> Given instruction: Make an exact copy of the entries, and keep any pictures out of it.

> Data entries:
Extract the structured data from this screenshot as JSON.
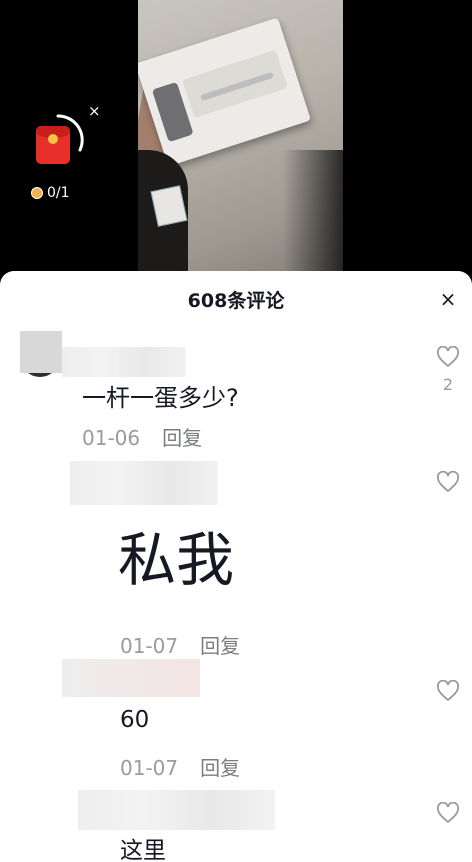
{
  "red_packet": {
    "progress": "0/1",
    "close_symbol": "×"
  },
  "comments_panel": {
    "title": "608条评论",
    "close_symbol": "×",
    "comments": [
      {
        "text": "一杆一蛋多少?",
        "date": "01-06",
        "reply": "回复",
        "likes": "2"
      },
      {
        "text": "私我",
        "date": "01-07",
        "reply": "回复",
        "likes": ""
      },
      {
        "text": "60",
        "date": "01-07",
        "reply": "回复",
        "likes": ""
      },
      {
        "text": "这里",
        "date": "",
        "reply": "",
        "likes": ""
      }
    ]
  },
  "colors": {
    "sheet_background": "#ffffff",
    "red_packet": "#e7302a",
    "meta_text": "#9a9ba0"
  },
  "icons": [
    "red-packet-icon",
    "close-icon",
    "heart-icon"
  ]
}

> The response:
Extract the structured data from this screenshot as JSON.
{
  "red_packet": {
    "progress": "0/1",
    "close_symbol": "×"
  },
  "comments_panel": {
    "title": "608条评论",
    "close_symbol": "×",
    "comments": [
      {
        "text": "一杆一蛋多少?",
        "date": "01-06",
        "reply": "回复",
        "likes": "2"
      },
      {
        "text": "私我",
        "date": "01-07",
        "reply": "回复",
        "likes": ""
      },
      {
        "text": "60",
        "date": "01-07",
        "reply": "回复",
        "likes": ""
      },
      {
        "text": "这里",
        "date": "",
        "reply": "",
        "likes": ""
      }
    ]
  },
  "colors": {
    "sheet_background": "#ffffff",
    "red_packet": "#e7302a",
    "meta_text": "#9a9ba0"
  },
  "icons": [
    "red-packet-icon",
    "close-icon",
    "heart-icon"
  ]
}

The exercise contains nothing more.